STATED PROBLEM. Please find all lines in the data that hold the string "values" and copy them.

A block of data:
-- BEGIN --
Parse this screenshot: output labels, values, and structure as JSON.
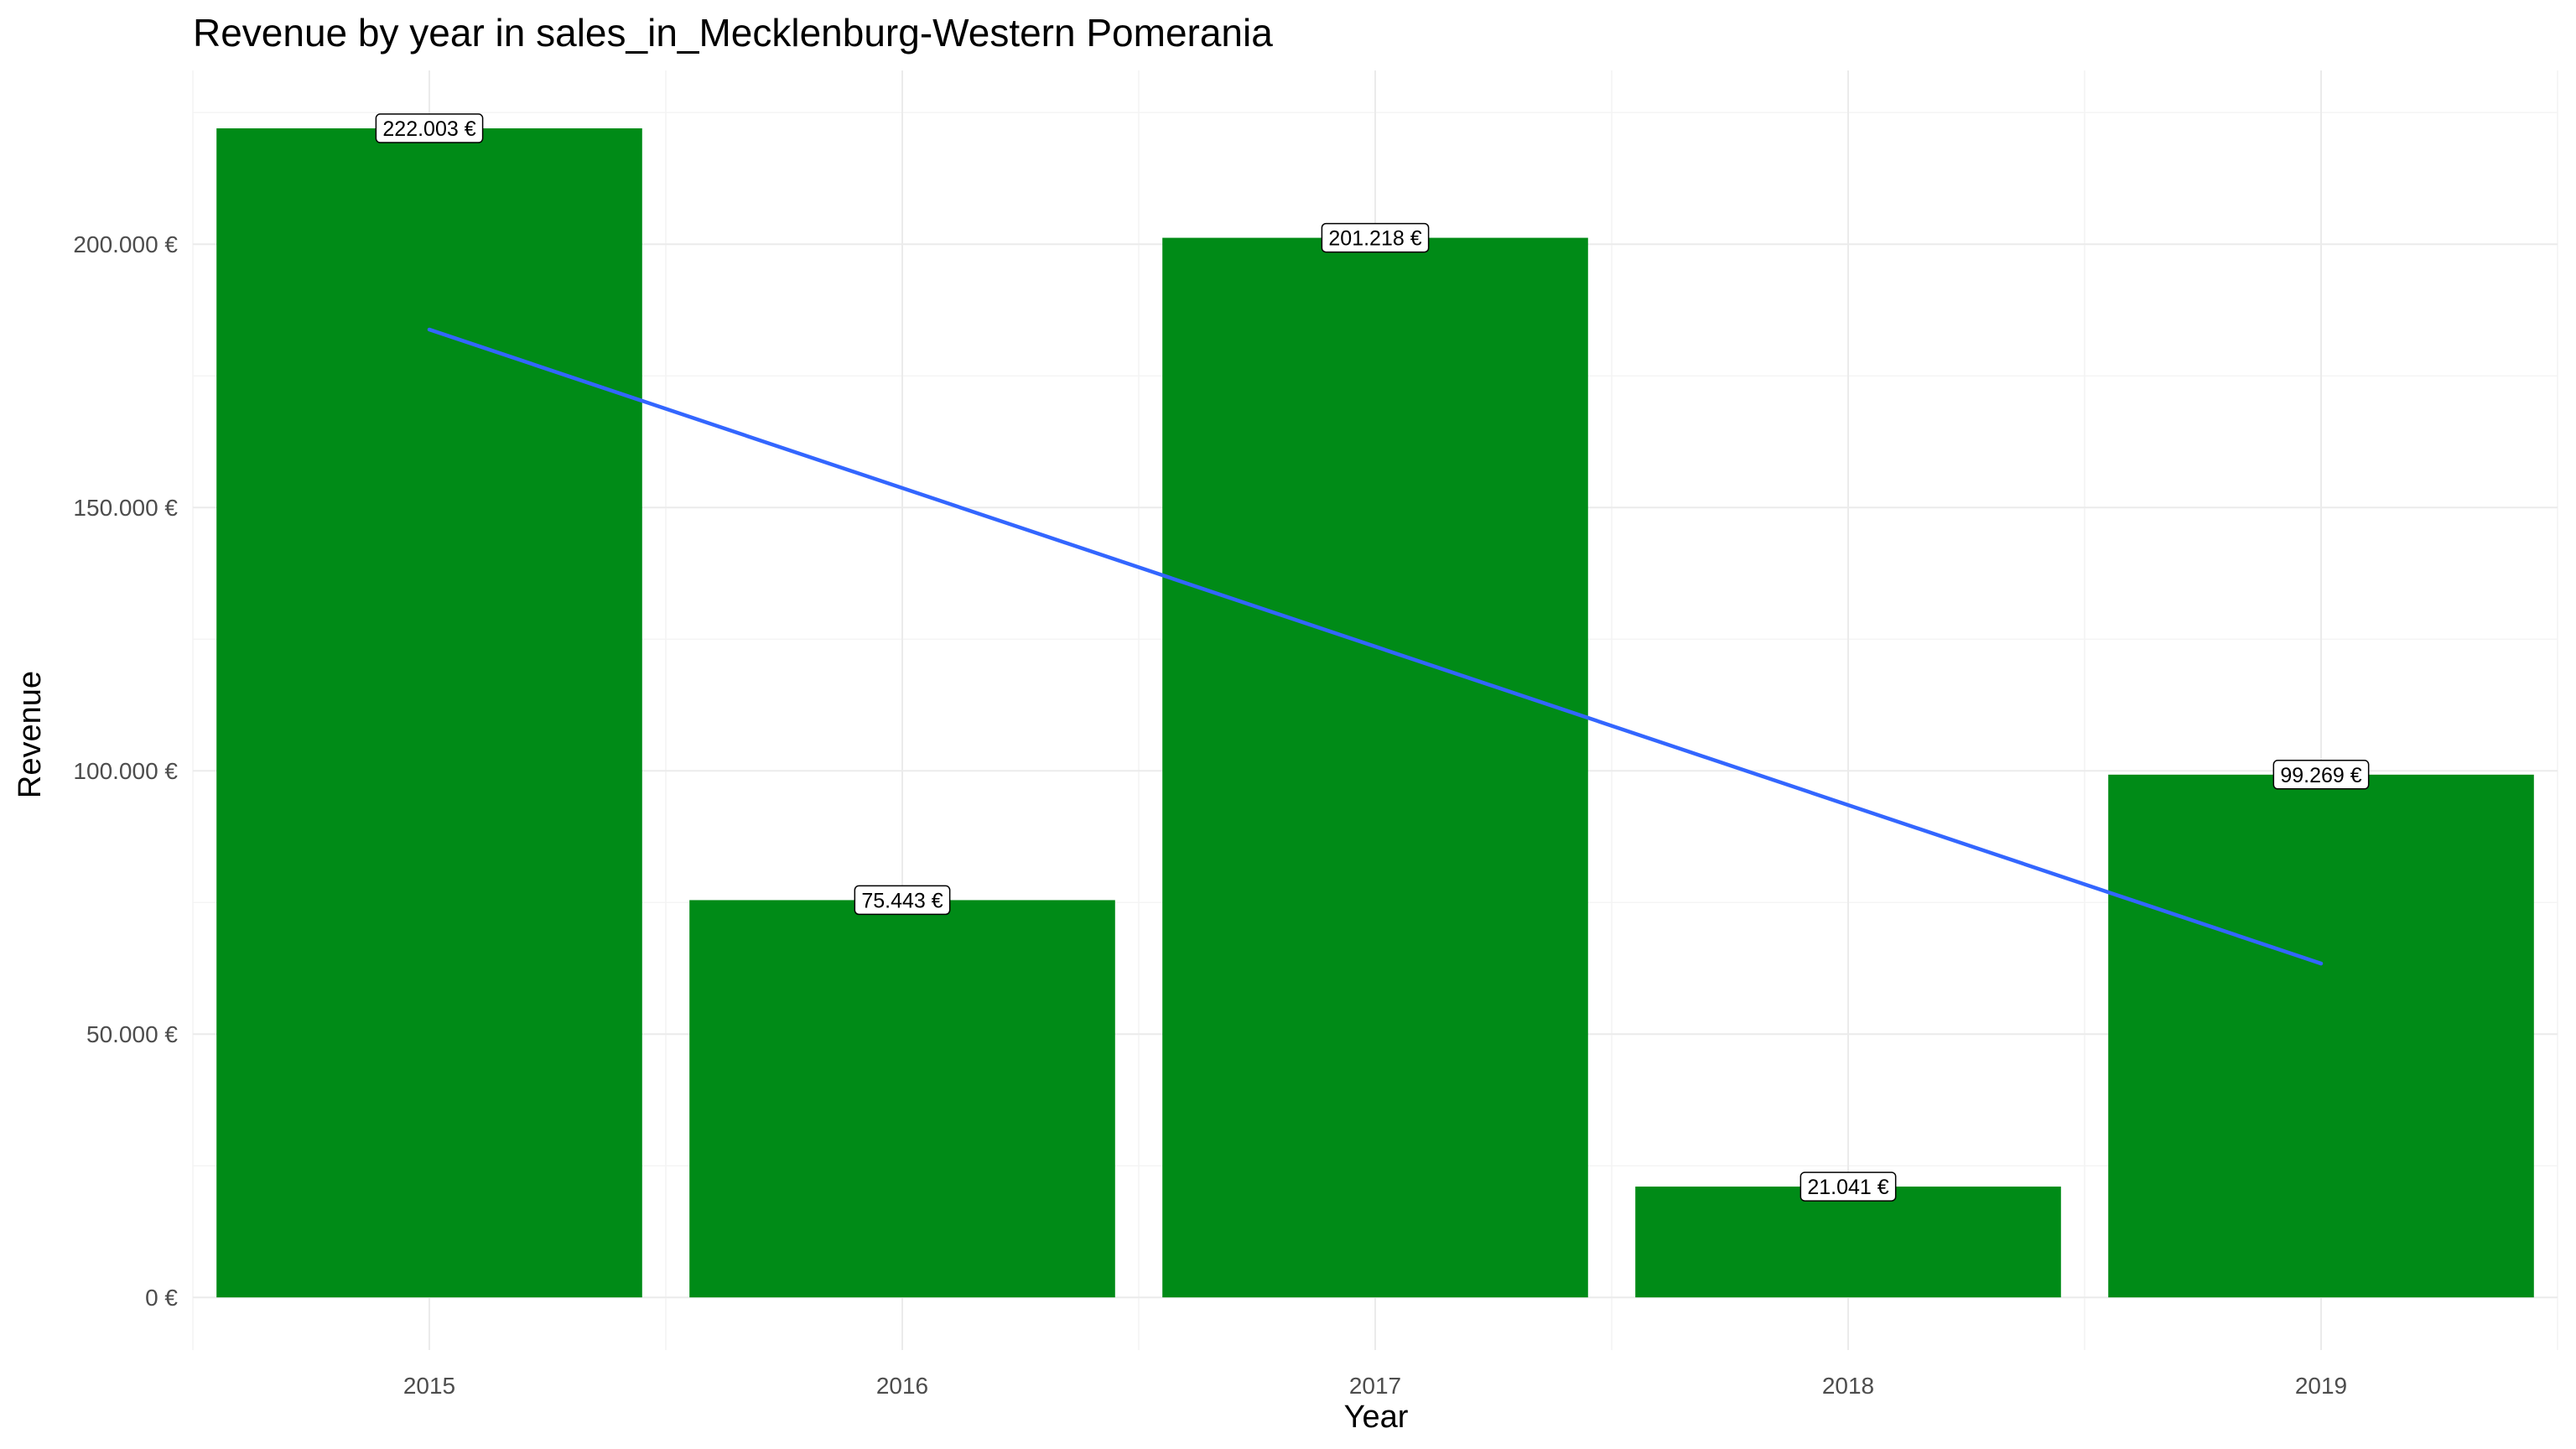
{
  "chart_data": {
    "type": "bar",
    "title": "Revenue by year in sales_in_Mecklenburg-Western Pomerania",
    "xlabel": "Year",
    "ylabel": "Revenue",
    "categories": [
      "2015",
      "2016",
      "2017",
      "2018",
      "2019"
    ],
    "values": [
      222003,
      75443,
      201218,
      21041,
      99269
    ],
    "data_labels": [
      "222.003 €",
      "75.443 €",
      "201.218 €",
      "21.041 €",
      "99.269 €"
    ],
    "ylim": [
      -10000,
      233000
    ],
    "y_ticks": [
      0,
      50000,
      100000,
      150000,
      200000
    ],
    "y_tick_labels": [
      "0 €",
      "50.000 €",
      "100.000 €",
      "150.000 €",
      "200.000 €"
    ],
    "grid": true,
    "legend": "none",
    "bar_color": "#008b17",
    "trend_line": {
      "type": "linear",
      "color": "#3366ff",
      "start": {
        "x": "2015",
        "y": 183800
      },
      "end": {
        "x": "2019",
        "y": 63400
      }
    }
  }
}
-- END --
ANSWER.
Parse this screenshot: output labels, values, and structure as JSON.
    "values": [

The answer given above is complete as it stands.